— START OF SUPPLIED MATERIAL —
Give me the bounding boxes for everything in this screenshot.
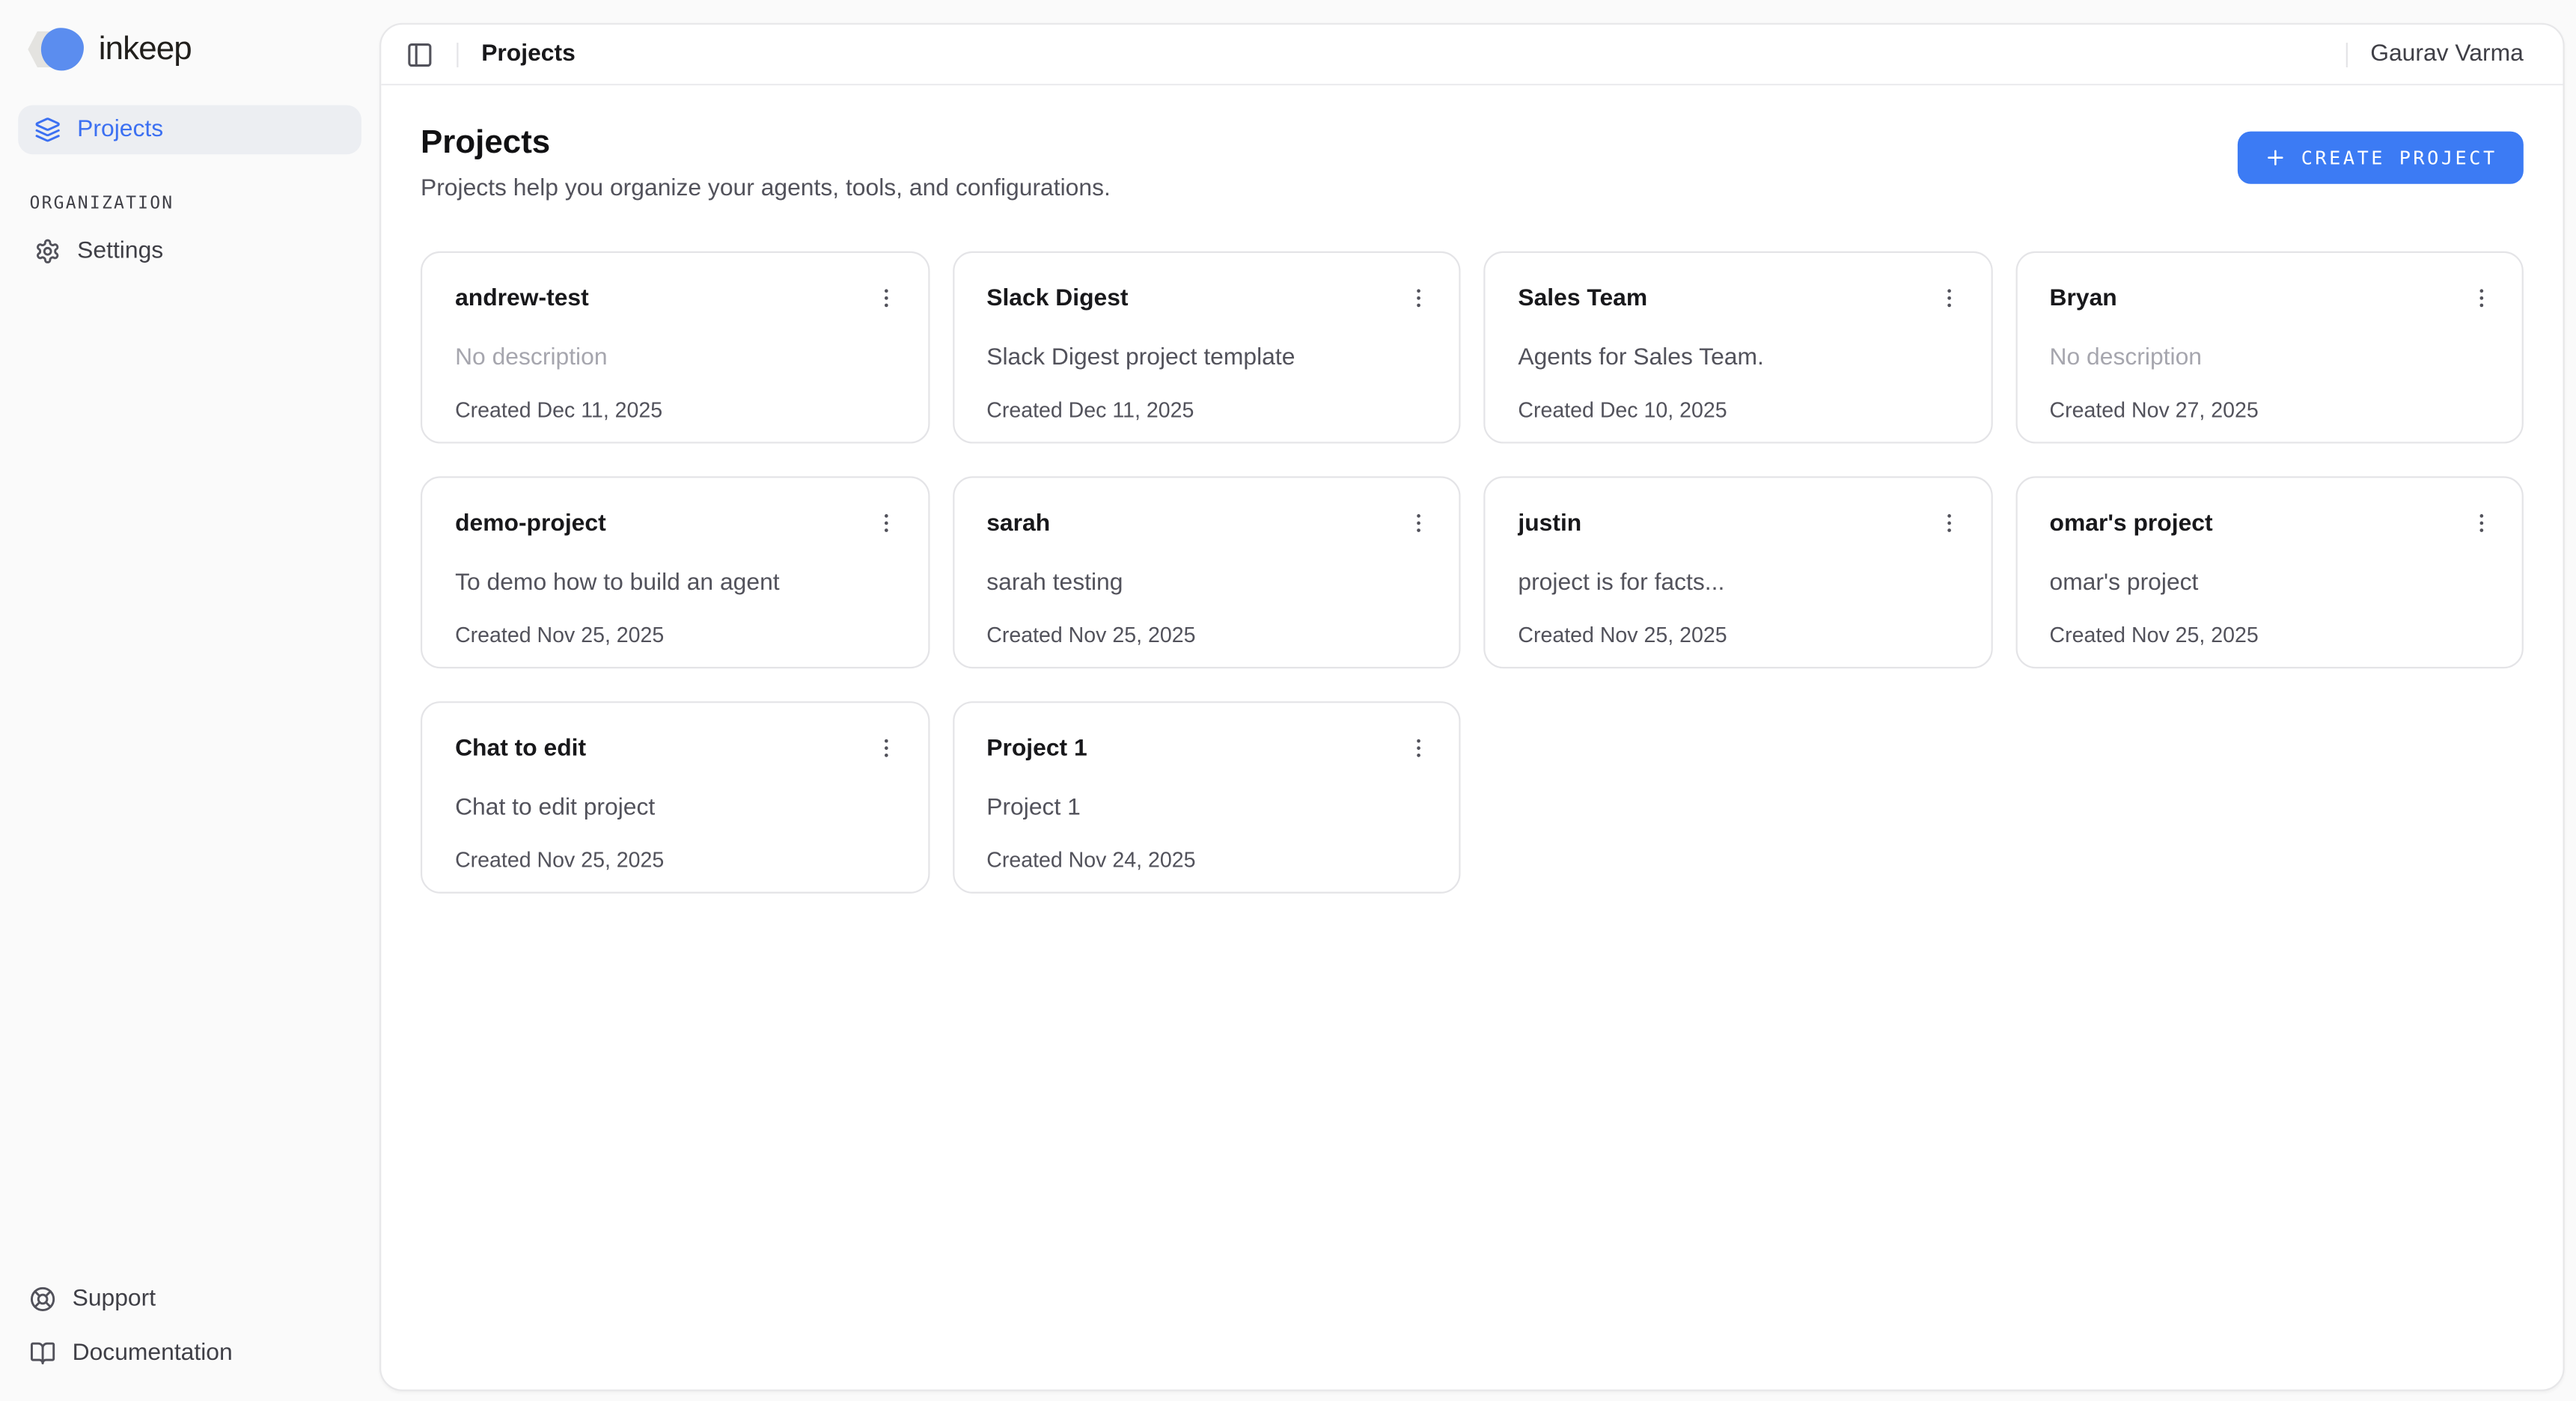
create-project-button[interactable]: CREATE PROJECT <box>2237 132 2524 184</box>
sidebar-item-support[interactable]: Support <box>18 1273 361 1324</box>
sidebar-section-organization: ORGANIZATION <box>18 194 361 213</box>
ellipsis-vertical-icon <box>1937 510 1962 534</box>
brand-wordmark: inkeep <box>99 31 192 68</box>
project-card-created: Created Dec 11, 2025 <box>455 397 894 422</box>
project-card[interactable]: Sales Team Agents for Sales Team. Create… <box>1483 251 1991 444</box>
sidebar-item-documentation[interactable]: Documentation <box>18 1327 361 1378</box>
project-card[interactable]: Chat to edit Chat to edit project Create… <box>421 701 929 894</box>
project-card-created: Created Nov 25, 2025 <box>2050 623 2489 647</box>
project-menu-button[interactable] <box>2463 504 2499 540</box>
page-title: Projects <box>421 121 1111 164</box>
project-card-created: Created Dec 10, 2025 <box>1518 397 1957 422</box>
ellipsis-vertical-icon <box>874 510 899 534</box>
divider <box>457 42 458 67</box>
project-card-title: andrew-test <box>455 284 589 314</box>
panel-left-icon <box>405 40 433 68</box>
project-card-created: Created Nov 25, 2025 <box>1518 623 1957 647</box>
ellipsis-vertical-icon <box>2468 510 2493 534</box>
create-project-label: CREATE PROJECT <box>2301 146 2497 169</box>
sidebar: inkeep Projects ORGANIZATION Settings <box>0 0 379 1401</box>
project-card-title: Slack Digest <box>986 284 1128 314</box>
ellipsis-vertical-icon <box>874 285 899 310</box>
topbar: Projects Gaurav Varma <box>381 25 2563 85</box>
inkeep-logo-icon <box>28 28 84 70</box>
page-subtitle: Projects help you organize your agents, … <box>421 176 1111 202</box>
ellipsis-vertical-icon <box>2468 285 2493 310</box>
user-menu[interactable]: Gaurav Varma <box>2370 41 2524 67</box>
project-menu-button[interactable] <box>868 729 904 765</box>
main-panel: Projects Gaurav Varma Projects Projects … <box>379 23 2565 1391</box>
project-card-title: Project 1 <box>986 734 1087 764</box>
project-card-created: Created Nov 25, 2025 <box>986 623 1426 647</box>
sidebar-item-label: Support <box>73 1285 156 1311</box>
project-card[interactable]: andrew-test No description Created Dec 1… <box>421 251 929 444</box>
project-card-created: Created Nov 25, 2025 <box>455 623 894 647</box>
sidebar-item-label: Documentation <box>73 1340 233 1366</box>
projects-grid: andrew-test No description Created Dec 1… <box>421 251 2524 894</box>
project-menu-button[interactable] <box>1400 504 1435 540</box>
project-card-description: project is for facts... <box>1518 568 1957 598</box>
sidebar-toggle-button[interactable] <box>397 33 440 76</box>
sidebar-item-settings[interactable]: Settings <box>18 227 361 276</box>
project-card[interactable]: justin project is for facts... Created N… <box>1483 476 1991 668</box>
project-card[interactable]: Slack Digest Slack Digest project templa… <box>952 251 1460 444</box>
plus-icon <box>2263 146 2286 169</box>
project-card[interactable]: demo-project To demo how to build an age… <box>421 476 929 668</box>
book-open-icon <box>30 1340 56 1366</box>
project-card-description: sarah testing <box>986 568 1426 598</box>
project-menu-button[interactable] <box>868 504 904 540</box>
app-root: inkeep Projects ORGANIZATION Settings <box>0 0 2576 1401</box>
project-card-description: omar's project <box>2050 568 2489 598</box>
project-card-created: Created Nov 25, 2025 <box>455 847 894 872</box>
project-card-title: Chat to edit <box>455 734 586 764</box>
ellipsis-vertical-icon <box>1937 285 1962 310</box>
page-head: Projects Projects help you organize your… <box>421 121 2524 202</box>
project-card[interactable]: Project 1 Project 1 Created Nov 24, 2025 <box>952 701 1460 894</box>
project-card[interactable]: Bryan No description Created Nov 27, 202… <box>2015 251 2523 444</box>
life-buoy-icon <box>30 1285 56 1311</box>
project-card-created: Created Nov 27, 2025 <box>2050 397 2489 422</box>
project-menu-button[interactable] <box>1931 279 1967 315</box>
project-menu-button[interactable] <box>2463 279 2499 315</box>
ellipsis-vertical-icon <box>1405 285 1430 310</box>
project-card-description: Agents for Sales Team. <box>1518 344 1957 373</box>
project-card[interactable]: omar's project omar's project Created No… <box>2015 476 2523 668</box>
project-card-description: Chat to edit project <box>455 793 894 823</box>
project-card-title: Bryan <box>2050 284 2117 314</box>
project-card-description: No description <box>2050 344 2489 373</box>
project-card-created: Created Nov 24, 2025 <box>986 847 1426 872</box>
project-menu-button[interactable] <box>1400 279 1435 315</box>
breadcrumb: Projects <box>481 41 576 67</box>
page-content: Projects Projects help you organize your… <box>381 85 2563 1390</box>
project-card[interactable]: sarah sarah testing Created Nov 25, 2025 <box>952 476 1460 668</box>
sidebar-item-label: Settings <box>77 238 163 264</box>
project-menu-button[interactable] <box>1931 504 1967 540</box>
sidebar-footer: Support Documentation <box>18 1273 361 1382</box>
layers-icon <box>34 117 61 143</box>
sidebar-item-projects[interactable]: Projects <box>18 105 361 154</box>
ellipsis-vertical-icon <box>874 735 899 760</box>
brand-logo: inkeep <box>18 23 361 73</box>
ellipsis-vertical-icon <box>1405 510 1430 534</box>
gear-icon <box>34 238 61 264</box>
project-card-title: demo-project <box>455 509 606 539</box>
project-card-description: No description <box>455 344 894 373</box>
project-menu-button[interactable] <box>1400 729 1435 765</box>
sidebar-item-label: Projects <box>77 117 163 143</box>
project-card-description: Project 1 <box>986 793 1426 823</box>
sidebar-nav: Projects ORGANIZATION Settings <box>18 105 361 275</box>
project-card-created: Created Dec 11, 2025 <box>986 397 1426 422</box>
divider <box>2345 42 2347 67</box>
project-card-description: Slack Digest project template <box>986 344 1426 373</box>
ellipsis-vertical-icon <box>1405 735 1430 760</box>
project-card-description: To demo how to build an agent <box>455 568 894 598</box>
project-card-title: justin <box>1518 509 1581 539</box>
project-card-title: sarah <box>986 509 1050 539</box>
project-card-title: Sales Team <box>1518 284 1647 314</box>
project-card-title: omar's project <box>2050 509 2213 539</box>
project-menu-button[interactable] <box>868 279 904 315</box>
— END OF SUPPLIED MATERIAL —
- [TASK OBJECTIVE]
Update the records from the line containing "create-project-button[interactable]: CREATE PROJECT" through the line containing "divider <box>457 42 458 67</box>" by changing "project-card-created" to "project-card-date" and leaving everything else as it is. Return only those lines.

- [FINISHED ANSWER]
create-project-button[interactable]: CREATE PROJECT <box>2237 132 2524 184</box>
sidebar-item-support[interactable]: Support <box>18 1273 361 1324</box>
sidebar-section-organization: ORGANIZATION <box>18 194 361 213</box>
ellipsis-vertical-icon <box>1937 510 1962 534</box>
brand-wordmark: inkeep <box>99 31 192 68</box>
project-card-date: Created Dec 11, 2025 <box>455 397 894 422</box>
project-card[interactable]: Sales Team Agents for Sales Team. Create… <box>1483 251 1991 444</box>
sidebar-item-documentation[interactable]: Documentation <box>18 1327 361 1378</box>
project-card[interactable]: Chat to edit Chat to edit project Create… <box>421 701 929 894</box>
project-card-date: Created Nov 25, 2025 <box>2050 623 2489 647</box>
project-menu-button[interactable] <box>2463 504 2499 540</box>
page-title: Projects <box>421 121 1111 164</box>
project-card-date: Created Dec 10, 2025 <box>1518 397 1957 422</box>
ellipsis-vertical-icon <box>874 510 899 534</box>
divider <box>457 42 458 67</box>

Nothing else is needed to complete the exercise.